_Task objective:_ Return every record exactly as written.

_Raw records:_
——

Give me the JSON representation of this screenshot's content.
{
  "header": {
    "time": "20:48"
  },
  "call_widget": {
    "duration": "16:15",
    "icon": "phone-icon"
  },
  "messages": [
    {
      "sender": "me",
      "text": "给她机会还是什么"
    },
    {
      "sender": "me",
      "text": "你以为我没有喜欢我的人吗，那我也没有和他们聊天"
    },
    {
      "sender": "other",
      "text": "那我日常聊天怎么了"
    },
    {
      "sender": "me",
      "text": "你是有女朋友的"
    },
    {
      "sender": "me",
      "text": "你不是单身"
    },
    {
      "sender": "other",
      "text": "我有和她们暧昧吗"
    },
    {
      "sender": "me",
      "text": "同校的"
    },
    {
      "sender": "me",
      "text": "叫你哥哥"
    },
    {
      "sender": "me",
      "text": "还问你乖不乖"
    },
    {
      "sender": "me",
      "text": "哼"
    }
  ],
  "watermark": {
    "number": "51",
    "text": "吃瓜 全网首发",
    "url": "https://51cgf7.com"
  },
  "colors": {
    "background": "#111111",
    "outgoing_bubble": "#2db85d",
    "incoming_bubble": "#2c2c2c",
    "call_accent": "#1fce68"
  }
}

——

_Exercise result:_
Give me the JSON representation of this screenshot's content.
{
  "header": {
    "time": "20:48"
  },
  "call_widget": {
    "duration": "16:15",
    "icon": "phone-icon"
  },
  "messages": [
    {
      "sender": "me",
      "text": "给她机会还是什么"
    },
    {
      "sender": "me",
      "text": "你以为我没有喜欢我的人吗，那我也没有和他们聊天"
    },
    {
      "sender": "other",
      "text": "那我日常聊天怎么了"
    },
    {
      "sender": "me",
      "text": "你是有女朋友的"
    },
    {
      "sender": "me",
      "text": "你不是单身"
    },
    {
      "sender": "other",
      "text": "我有和她们暧昧吗"
    },
    {
      "sender": "me",
      "text": "同校的"
    },
    {
      "sender": "me",
      "text": "叫你哥哥"
    },
    {
      "sender": "me",
      "text": "还问你乖不乖"
    },
    {
      "sender": "me",
      "text": "哼"
    }
  ],
  "watermark": {
    "number": "51",
    "text": "吃瓜 全网首发",
    "url": "https://51cgf7.com"
  },
  "colors": {
    "background": "#111111",
    "outgoing_bubble": "#2db85d",
    "incoming_bubble": "#2c2c2c",
    "call_accent": "#1fce68"
  }
}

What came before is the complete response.